**PASSAGE PROVIDED:**
━━━━━━

As we brace for a new regime of greater macro-led volatility, the adoption of fixed income ETFs continues to grow with investors using them for access, liquidity and managing risks.

A movement that started with one bond ETF has now grown to USD 1.8 trillion in assets under management (AUM) and more than 1,400 products around the world across the industry.* We believe ETFs will continue to play an integral role for investors looking to access and navigate today’s bond markets. Users typically choose fixed income ETFs over single bonds because they offer access to a basket of bonds, ensure portfolio diversification and provide liquidity benefits during volatile and illiquid markets.

Bond ETFs simplified how investors all over the globe access fixed income markets. Twenty years ago, it would have been difficult if not impossible to even imagine instantaneously buying or selling thousands of bonds in a single trade at a transparent price—exactly what bond ETFs have empowered investors to do. Bond ETFs have brought transparency, access, liquidity, and efficiency to millions of fixed income investors.

Today, millions of individuals and financial advisors use ETFs for convenient, low-cost exposure to thousands of global bonds, while large discretionary wealth managers, asset managers, and asset owners use a broad array of bond ETFs to make specialised calibrations to their multibillion-dollar portfolios.

We believe that tripling global AUM is achievable this decade, and the acceleration in bond ETF adoption will be fuelled by four powerful trends that broaden and deepen their usage:

1 – Advanced portfolio construction approach: More investors are blending bond ETFs with active strategies that seek to meet investment objectives and avoid unwanted risks.

━━━━━━

**RECORD EXTRACTS:**

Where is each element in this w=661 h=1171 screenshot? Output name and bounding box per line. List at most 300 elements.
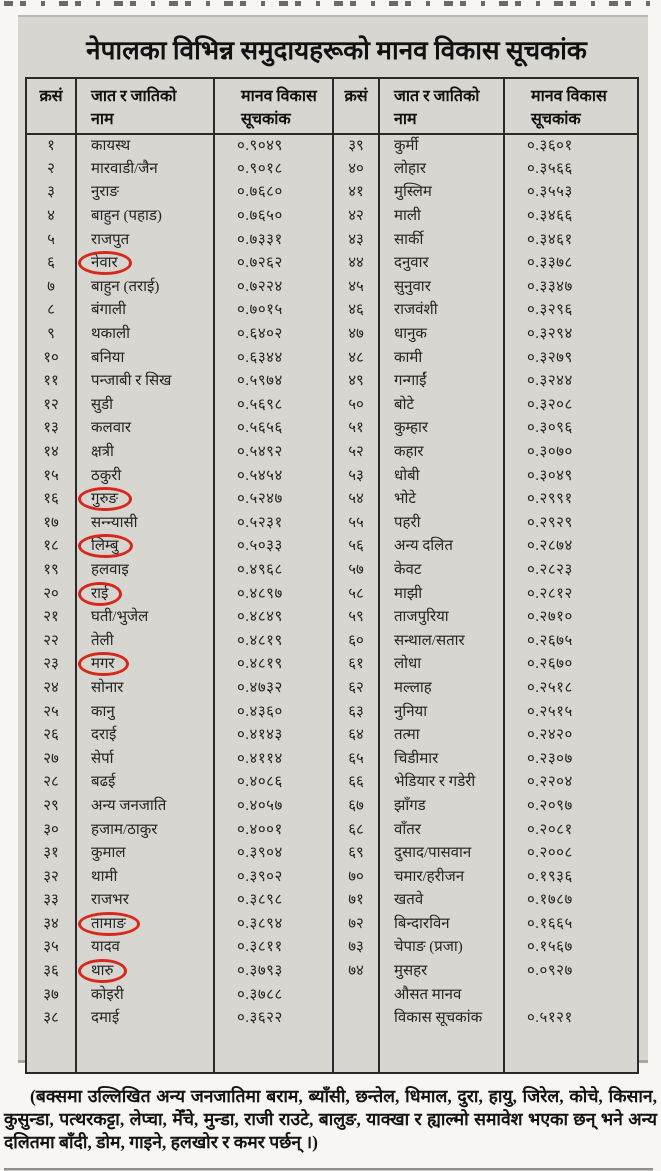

━━━━━━

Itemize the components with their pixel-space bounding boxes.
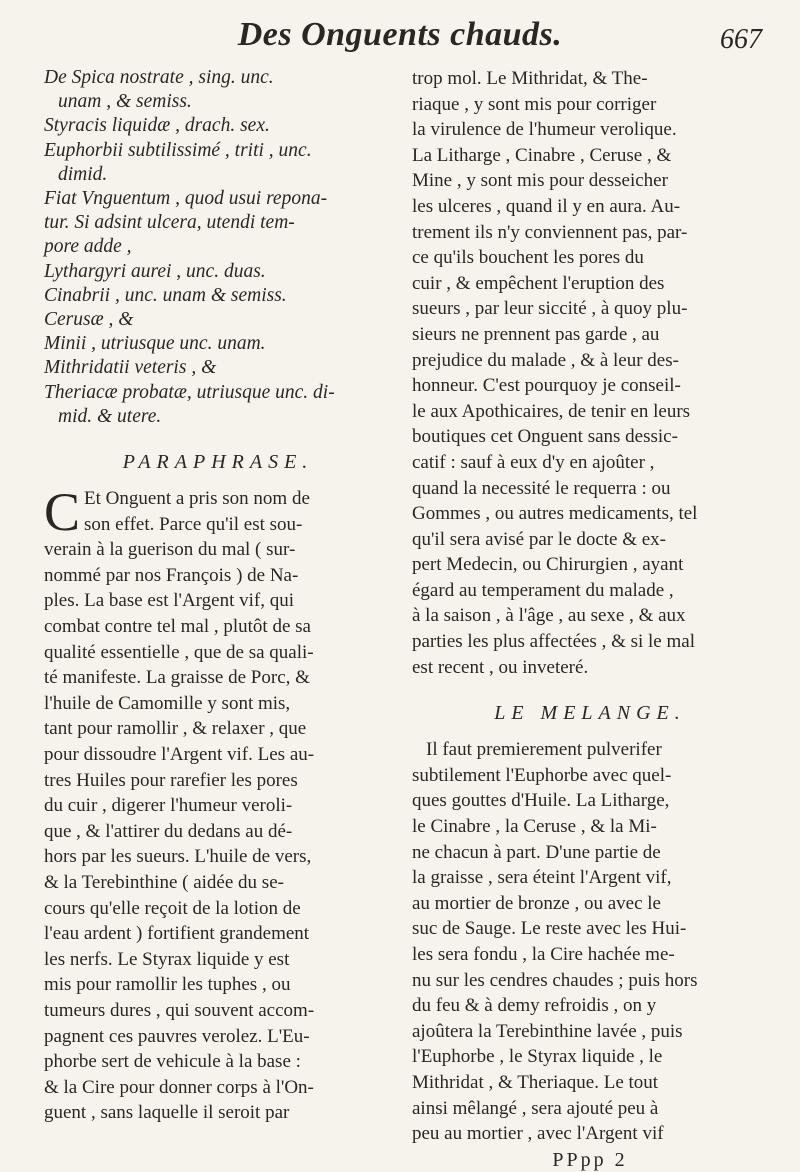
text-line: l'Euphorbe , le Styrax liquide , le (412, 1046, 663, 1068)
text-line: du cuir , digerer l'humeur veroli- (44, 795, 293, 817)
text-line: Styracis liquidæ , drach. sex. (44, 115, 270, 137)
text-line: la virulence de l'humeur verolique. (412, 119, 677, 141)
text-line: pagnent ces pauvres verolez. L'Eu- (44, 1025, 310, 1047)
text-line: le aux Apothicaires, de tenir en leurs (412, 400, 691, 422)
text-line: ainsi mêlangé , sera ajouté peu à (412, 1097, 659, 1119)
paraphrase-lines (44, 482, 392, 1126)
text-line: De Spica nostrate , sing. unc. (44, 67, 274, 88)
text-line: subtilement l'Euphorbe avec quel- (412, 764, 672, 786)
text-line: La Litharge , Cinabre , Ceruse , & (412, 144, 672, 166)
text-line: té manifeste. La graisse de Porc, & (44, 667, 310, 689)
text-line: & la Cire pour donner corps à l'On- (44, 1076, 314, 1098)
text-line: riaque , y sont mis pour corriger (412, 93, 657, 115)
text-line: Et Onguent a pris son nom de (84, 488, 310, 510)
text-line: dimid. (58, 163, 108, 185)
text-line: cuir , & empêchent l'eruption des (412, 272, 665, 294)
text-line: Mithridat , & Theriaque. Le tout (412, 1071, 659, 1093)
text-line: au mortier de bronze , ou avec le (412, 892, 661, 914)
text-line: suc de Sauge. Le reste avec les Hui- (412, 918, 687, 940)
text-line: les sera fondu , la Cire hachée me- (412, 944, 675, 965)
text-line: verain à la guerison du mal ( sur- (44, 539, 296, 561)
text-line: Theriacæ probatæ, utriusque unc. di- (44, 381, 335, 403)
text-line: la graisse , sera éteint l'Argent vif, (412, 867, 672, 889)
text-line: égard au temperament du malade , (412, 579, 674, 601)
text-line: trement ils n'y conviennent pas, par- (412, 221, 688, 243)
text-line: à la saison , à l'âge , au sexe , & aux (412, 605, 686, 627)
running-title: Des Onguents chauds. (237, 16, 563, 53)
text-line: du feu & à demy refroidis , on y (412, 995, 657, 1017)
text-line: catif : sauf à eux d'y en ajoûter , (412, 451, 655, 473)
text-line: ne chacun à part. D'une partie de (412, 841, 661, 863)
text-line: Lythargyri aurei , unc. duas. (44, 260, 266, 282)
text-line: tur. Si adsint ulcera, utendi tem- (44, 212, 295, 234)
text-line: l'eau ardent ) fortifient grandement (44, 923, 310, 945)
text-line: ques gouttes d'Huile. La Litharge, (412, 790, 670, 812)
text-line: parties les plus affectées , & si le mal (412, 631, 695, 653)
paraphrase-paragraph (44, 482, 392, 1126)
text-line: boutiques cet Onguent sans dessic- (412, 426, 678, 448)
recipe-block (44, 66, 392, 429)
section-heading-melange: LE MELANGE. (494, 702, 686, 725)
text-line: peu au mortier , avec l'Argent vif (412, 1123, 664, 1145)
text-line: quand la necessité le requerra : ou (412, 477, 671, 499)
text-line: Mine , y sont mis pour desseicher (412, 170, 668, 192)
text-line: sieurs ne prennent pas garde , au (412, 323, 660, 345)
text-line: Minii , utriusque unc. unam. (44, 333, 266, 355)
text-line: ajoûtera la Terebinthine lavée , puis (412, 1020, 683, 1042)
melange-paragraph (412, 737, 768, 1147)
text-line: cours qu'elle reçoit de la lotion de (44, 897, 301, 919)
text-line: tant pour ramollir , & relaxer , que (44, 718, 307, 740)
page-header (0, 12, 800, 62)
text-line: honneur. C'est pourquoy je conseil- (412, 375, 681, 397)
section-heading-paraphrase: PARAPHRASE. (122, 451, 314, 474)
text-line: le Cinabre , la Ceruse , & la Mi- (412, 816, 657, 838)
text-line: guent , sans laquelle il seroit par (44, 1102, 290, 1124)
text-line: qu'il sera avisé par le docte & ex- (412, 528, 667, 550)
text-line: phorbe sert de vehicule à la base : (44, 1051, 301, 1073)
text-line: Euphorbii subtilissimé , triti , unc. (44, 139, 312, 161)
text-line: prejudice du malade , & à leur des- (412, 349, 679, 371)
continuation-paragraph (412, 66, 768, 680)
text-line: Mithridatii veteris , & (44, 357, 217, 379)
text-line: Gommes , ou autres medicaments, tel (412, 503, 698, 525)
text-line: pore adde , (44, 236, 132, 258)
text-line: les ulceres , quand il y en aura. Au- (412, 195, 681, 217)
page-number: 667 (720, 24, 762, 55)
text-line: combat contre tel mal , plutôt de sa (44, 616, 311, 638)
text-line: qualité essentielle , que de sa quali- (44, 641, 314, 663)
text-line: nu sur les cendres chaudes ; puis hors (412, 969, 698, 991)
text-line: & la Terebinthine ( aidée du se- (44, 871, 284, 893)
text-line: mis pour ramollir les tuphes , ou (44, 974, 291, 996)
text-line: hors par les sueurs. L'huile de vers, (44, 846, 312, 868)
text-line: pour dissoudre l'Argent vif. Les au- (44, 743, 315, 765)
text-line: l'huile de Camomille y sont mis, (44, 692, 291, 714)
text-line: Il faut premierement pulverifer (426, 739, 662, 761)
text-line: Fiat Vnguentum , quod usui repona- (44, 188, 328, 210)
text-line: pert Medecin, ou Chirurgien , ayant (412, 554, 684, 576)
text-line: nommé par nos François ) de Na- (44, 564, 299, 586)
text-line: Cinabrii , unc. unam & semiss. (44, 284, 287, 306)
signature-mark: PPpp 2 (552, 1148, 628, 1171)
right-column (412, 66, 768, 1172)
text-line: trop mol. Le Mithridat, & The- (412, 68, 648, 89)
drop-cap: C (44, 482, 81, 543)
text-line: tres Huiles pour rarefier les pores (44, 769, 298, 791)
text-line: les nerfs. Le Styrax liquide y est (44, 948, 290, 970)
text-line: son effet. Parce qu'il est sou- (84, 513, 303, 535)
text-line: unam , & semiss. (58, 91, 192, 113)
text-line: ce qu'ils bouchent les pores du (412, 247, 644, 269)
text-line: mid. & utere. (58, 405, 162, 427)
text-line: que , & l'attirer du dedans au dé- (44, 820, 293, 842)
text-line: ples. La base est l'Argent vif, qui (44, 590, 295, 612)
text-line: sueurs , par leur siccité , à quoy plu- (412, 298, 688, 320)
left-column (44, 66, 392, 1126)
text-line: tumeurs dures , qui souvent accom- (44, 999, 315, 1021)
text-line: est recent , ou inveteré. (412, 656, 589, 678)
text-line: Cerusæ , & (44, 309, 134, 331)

━━━━━━

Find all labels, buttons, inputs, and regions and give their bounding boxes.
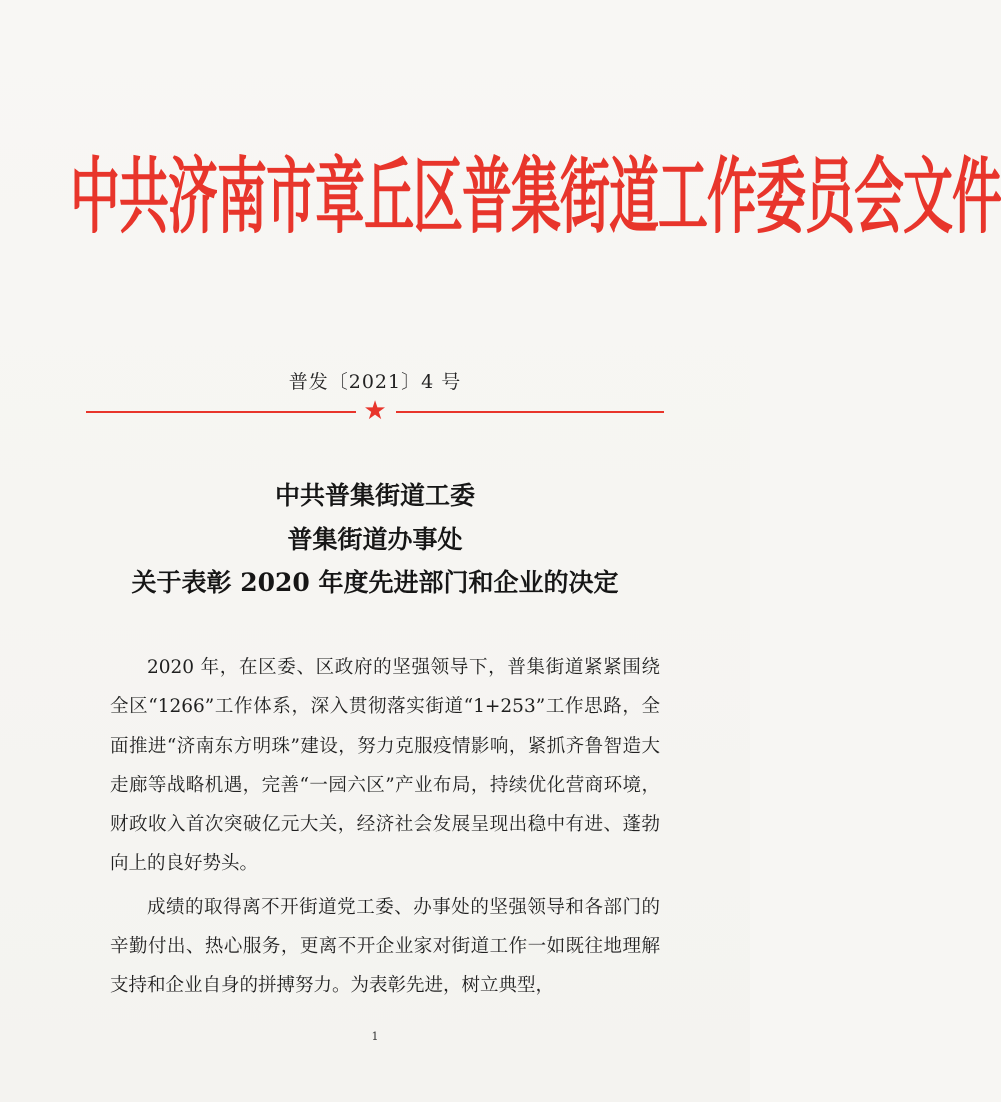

━━━━━━

**PROBLEM DETAILS:**
Reproduce word for word the stretch of the bond ETF passage above from "Today, millions of" through "avoid unwanted risks.".

**SOLUTION FOR THIS TASK:**
Today, millions of individuals and financial advisors use ETFs for convenient, low-cost exposure to thousands of global bonds, while large discretionary wealth managers, asset managers, and asset owners use a broad array of bond ETFs to make specialised calibrations to their multibillion-dollar portfolios.

We believe that tripling global AUM is achievable this decade, and the acceleration in bond ETF adoption will be fuelled by four powerful trends that broaden and deepen their usage:

1 – Advanced portfolio construction approach: More investors are blending bond ETFs with active strategies that seek to meet investment objectives and avoid unwanted risks.